What to produce - Below is a listing; reproduce each line of it exactly.

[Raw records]
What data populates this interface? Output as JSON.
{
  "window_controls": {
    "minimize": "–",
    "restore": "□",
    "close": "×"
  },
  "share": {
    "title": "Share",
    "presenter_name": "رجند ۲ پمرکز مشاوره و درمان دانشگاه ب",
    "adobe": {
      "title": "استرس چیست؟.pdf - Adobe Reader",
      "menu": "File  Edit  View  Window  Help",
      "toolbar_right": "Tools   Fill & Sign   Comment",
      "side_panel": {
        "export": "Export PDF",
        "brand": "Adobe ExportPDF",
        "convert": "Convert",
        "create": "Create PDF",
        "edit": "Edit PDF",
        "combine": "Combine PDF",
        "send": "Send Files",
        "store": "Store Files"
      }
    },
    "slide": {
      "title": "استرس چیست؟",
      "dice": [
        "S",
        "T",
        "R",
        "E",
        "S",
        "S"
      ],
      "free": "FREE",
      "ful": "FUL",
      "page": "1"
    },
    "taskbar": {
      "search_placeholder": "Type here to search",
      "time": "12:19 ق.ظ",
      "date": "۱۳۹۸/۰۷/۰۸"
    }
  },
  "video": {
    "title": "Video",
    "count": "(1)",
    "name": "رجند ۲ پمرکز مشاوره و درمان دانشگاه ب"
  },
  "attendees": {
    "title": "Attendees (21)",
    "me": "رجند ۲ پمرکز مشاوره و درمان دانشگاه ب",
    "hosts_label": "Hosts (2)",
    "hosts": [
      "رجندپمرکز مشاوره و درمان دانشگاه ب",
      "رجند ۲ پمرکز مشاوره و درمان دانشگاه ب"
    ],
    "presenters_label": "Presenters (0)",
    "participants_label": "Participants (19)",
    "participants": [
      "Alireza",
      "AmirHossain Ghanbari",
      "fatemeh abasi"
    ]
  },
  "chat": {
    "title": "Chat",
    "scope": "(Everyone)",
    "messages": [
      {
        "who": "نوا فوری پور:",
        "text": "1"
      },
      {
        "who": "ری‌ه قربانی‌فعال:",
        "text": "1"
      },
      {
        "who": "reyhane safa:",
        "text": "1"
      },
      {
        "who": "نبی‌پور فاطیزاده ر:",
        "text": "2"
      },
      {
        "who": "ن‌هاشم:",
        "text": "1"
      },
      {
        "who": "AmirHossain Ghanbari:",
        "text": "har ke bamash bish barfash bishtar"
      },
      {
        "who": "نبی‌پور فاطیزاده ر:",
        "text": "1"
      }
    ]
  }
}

Full response -
What data populates this interface? Output as JSON.
{
  "window_controls": {
    "minimize": "–",
    "restore": "□",
    "close": "×"
  },
  "share": {
    "title": "Share",
    "presenter_name": "رجند ۲ پمرکز مشاوره و درمان دانشگاه ب",
    "adobe": {
      "title": "استرس چیست؟.pdf - Adobe Reader",
      "menu": "File  Edit  View  Window  Help",
      "toolbar_right": "Tools   Fill & Sign   Comment",
      "side_panel": {
        "export": "Export PDF",
        "brand": "Adobe ExportPDF",
        "convert": "Convert",
        "create": "Create PDF",
        "edit": "Edit PDF",
        "combine": "Combine PDF",
        "send": "Send Files",
        "store": "Store Files"
      }
    },
    "slide": {
      "title": "استرس چیست؟",
      "dice": [
        "S",
        "T",
        "R",
        "E",
        "S",
        "S"
      ],
      "free": "FREE",
      "ful": "FUL",
      "page": "1"
    },
    "taskbar": {
      "search_placeholder": "Type here to search",
      "time": "12:19 ق.ظ",
      "date": "۱۳۹۸/۰۷/۰۸"
    }
  },
  "video": {
    "title": "Video",
    "count": "(1)",
    "name": "رجند ۲ پمرکز مشاوره و درمان دانشگاه ب"
  },
  "attendees": {
    "title": "Attendees (21)",
    "me": "رجند ۲ پمرکز مشاوره و درمان دانشگاه ب",
    "hosts_label": "Hosts (2)",
    "hosts": [
      "رجندپمرکز مشاوره و درمان دانشگاه ب",
      "رجند ۲ پمرکز مشاوره و درمان دانشگاه ب"
    ],
    "presenters_label": "Presenters (0)",
    "participants_label": "Participants (19)",
    "participants": [
      "Alireza",
      "AmirHossain Ghanbari",
      "fatemeh abasi"
    ]
  },
  "chat": {
    "title": "Chat",
    "scope": "(Everyone)",
    "messages": [
      {
        "who": "نوا فوری پور:",
        "text": "1"
      },
      {
        "who": "ری‌ه قربانی‌فعال:",
        "text": "1"
      },
      {
        "who": "reyhane safa:",
        "text": "1"
      },
      {
        "who": "نبی‌پور فاطیزاده ر:",
        "text": "2"
      },
      {
        "who": "ن‌هاشم:",
        "text": "1"
      },
      {
        "who": "AmirHossain Ghanbari:",
        "text": "har ke bamash bish barfash bishtar"
      },
      {
        "who": "نبی‌پور فاطیزاده ر:",
        "text": "1"
      }
    ]
  }
}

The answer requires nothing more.